■ **The exercise**
Return, word for word, only the lines from the one containing "Serialize everything readable" through the last line of the entries.

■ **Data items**

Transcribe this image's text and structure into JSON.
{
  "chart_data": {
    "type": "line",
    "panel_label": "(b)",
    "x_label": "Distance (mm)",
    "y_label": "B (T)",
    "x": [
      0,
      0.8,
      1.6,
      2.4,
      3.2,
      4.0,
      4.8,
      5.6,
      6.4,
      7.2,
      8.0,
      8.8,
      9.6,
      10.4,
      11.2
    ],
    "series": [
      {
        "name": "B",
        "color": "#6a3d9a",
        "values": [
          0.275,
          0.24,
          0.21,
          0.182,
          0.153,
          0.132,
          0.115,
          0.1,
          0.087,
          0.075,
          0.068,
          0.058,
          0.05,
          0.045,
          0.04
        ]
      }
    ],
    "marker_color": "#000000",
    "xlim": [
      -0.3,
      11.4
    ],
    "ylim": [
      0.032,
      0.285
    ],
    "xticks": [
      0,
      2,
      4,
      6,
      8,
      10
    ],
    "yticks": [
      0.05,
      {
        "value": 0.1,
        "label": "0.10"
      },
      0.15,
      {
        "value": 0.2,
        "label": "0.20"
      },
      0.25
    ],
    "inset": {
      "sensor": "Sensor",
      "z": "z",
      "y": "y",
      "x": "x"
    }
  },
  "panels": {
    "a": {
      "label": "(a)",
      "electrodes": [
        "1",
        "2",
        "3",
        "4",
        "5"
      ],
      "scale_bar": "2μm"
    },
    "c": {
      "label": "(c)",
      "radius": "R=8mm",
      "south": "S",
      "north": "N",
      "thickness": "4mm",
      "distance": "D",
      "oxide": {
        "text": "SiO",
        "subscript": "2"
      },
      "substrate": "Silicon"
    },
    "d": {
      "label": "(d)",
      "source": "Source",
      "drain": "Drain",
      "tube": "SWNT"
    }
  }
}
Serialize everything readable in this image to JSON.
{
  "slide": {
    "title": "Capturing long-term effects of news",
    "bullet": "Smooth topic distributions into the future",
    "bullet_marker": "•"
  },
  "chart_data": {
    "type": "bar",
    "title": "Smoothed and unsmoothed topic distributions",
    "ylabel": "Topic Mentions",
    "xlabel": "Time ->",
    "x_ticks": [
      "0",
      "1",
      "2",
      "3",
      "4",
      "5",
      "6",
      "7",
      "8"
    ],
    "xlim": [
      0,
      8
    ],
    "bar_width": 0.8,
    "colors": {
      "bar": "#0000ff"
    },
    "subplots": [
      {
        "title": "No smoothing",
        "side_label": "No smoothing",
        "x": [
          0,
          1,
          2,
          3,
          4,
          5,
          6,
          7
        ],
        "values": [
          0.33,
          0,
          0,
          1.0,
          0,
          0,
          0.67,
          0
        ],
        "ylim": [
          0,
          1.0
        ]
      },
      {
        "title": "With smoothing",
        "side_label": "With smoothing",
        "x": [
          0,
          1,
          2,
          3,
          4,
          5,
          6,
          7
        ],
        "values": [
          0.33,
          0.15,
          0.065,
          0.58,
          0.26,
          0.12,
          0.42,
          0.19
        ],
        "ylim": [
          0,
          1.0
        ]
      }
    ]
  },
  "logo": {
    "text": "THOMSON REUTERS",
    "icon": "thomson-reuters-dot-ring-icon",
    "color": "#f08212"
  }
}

■ **Output of the exercise**
Serialize everything readable in this image to JSON.
{
  "slide": {
    "title": "Capturing long-term effects of news",
    "bullet": "Smooth topic distributions into the future",
    "bullet_marker": "•"
  },
  "chart_data": {
    "type": "bar",
    "title": "Smoothed and unsmoothed topic distributions",
    "ylabel": "Topic Mentions",
    "xlabel": "Time ->",
    "x_ticks": [
      "0",
      "1",
      "2",
      "3",
      "4",
      "5",
      "6",
      "7",
      "8"
    ],
    "xlim": [
      0,
      8
    ],
    "bar_width": 0.8,
    "colors": {
      "bar": "#0000ff"
    },
    "subplots": [
      {
        "title": "No smoothing",
        "side_label": "No smoothing",
        "x": [
          0,
          1,
          2,
          3,
          4,
          5,
          6,
          7
        ],
        "values": [
          0.33,
          0,
          0,
          1.0,
          0,
          0,
          0.67,
          0
        ],
        "ylim": [
          0,
          1.0
        ]
      },
      {
        "title": "With smoothing",
        "side_label": "With smoothing",
        "x": [
          0,
          1,
          2,
          3,
          4,
          5,
          6,
          7
        ],
        "values": [
          0.33,
          0.15,
          0.065,
          0.58,
          0.26,
          0.12,
          0.42,
          0.19
        ],
        "ylim": [
          0,
          1.0
        ]
      }
    ]
  },
  "logo": {
    "text": "THOMSON REUTERS",
    "icon": "thomson-reuters-dot-ring-icon",
    "color": "#f08212"
  }
}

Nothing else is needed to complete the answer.